- [OBJECTIVE]:
Give the listing below again in full, exactly as written.
***** DATA LINES *****
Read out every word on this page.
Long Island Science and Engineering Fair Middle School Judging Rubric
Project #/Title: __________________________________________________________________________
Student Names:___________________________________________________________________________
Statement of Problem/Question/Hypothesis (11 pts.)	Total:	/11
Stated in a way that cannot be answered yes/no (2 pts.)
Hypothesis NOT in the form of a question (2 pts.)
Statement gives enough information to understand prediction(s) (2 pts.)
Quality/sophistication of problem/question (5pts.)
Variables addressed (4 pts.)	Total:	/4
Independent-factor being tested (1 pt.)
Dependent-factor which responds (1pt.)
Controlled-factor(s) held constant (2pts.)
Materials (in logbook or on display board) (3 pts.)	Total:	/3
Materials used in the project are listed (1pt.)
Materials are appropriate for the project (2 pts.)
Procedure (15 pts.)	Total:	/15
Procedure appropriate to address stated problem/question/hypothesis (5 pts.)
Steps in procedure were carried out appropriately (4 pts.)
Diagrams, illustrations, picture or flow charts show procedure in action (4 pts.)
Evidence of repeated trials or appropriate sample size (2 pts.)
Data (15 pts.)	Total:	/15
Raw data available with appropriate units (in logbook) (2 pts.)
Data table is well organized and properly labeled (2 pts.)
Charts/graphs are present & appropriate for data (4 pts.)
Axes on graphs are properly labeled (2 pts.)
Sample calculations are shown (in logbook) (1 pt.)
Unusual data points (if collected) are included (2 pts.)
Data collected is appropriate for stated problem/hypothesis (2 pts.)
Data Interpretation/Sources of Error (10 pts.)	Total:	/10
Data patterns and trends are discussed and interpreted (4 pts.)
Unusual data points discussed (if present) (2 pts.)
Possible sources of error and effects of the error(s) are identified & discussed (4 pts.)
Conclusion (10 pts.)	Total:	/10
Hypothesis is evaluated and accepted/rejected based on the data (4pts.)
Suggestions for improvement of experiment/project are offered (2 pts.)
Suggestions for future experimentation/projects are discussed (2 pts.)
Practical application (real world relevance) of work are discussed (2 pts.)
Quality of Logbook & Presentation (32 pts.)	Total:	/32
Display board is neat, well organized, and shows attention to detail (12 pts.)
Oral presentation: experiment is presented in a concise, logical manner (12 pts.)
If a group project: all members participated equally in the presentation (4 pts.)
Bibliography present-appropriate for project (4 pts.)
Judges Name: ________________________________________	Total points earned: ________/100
*****
- [PROBLEM SOLUTION]:
Read out every word on this page.
Long Island Science and Engineering Fair Middle School Judging Rubric
Project #/Title: __________________________________________________________________________
Student Names:___________________________________________________________________________
Statement of Problem/Question/Hypothesis (11 pts.)	Total:	/11
Stated in a way that cannot be answered yes/no (2 pts.)
Hypothesis NOT in the form of a question (2 pts.)
Statement gives enough information to understand prediction(s) (2 pts.)
Quality/sophistication of problem/question (5pts.)
Variables addressed (4 pts.)	Total:	/4
Independent-factor being tested (1 pt.)
Dependent-factor which responds (1pt.)
Controlled-factor(s) held constant (2pts.)
Materials (in logbook or on display board) (3 pts.)	Total:	/3
Materials used in the project are listed (1pt.)
Materials are appropriate for the project (2 pts.)
Procedure (15 pts.)	Total:	/15
Procedure appropriate to address stated problem/question/hypothesis (5 pts.)
Steps in procedure were carried out appropriately (4 pts.)
Diagrams, illustrations, picture or flow charts show procedure in action (4 pts.)
Evidence of repeated trials or appropriate sample size (2 pts.)
Data (15 pts.)	Total:	/15
Raw data available with appropriate units (in logbook) (2 pts.)
Data table is well organized and properly labeled (2 pts.)
Charts/graphs are present & appropriate for data (4 pts.)
Axes on graphs are properly labeled (2 pts.)
Sample calculations are shown (in logbook) (1 pt.)
Unusual data points (if collected) are included (2 pts.)
Data collected is appropriate for stated problem/hypothesis (2 pts.)
Data Interpretation/Sources of Error (10 pts.)	Total:	/10
Data patterns and trends are discussed and interpreted (4 pts.)
Unusual data points discussed (if present) (2 pts.)
Possible sources of error and effects of the error(s) are identified & discussed (4 pts.)
Conclusion (10 pts.)	Total:	/10
Hypothesis is evaluated and accepted/rejected based on the data (4pts.)
Suggestions for improvement of experiment/project are offered (2 pts.)
Suggestions for future experimentation/projects are discussed (2 pts.)
Practical application (real world relevance) of work are discussed (2 pts.)
Quality of Logbook & Presentation (32 pts.)	Total:	/32
Display board is neat, well organized, and shows attention to detail (12 pts.)
Oral presentation: experiment is presented in a concise, logical manner (12 pts.)
If a group project: all members participated equally in the presentation (4 pts.)
Bibliography present-appropriate for project (4 pts.)
Judges Name: ________________________________________	Total points earned: ________/100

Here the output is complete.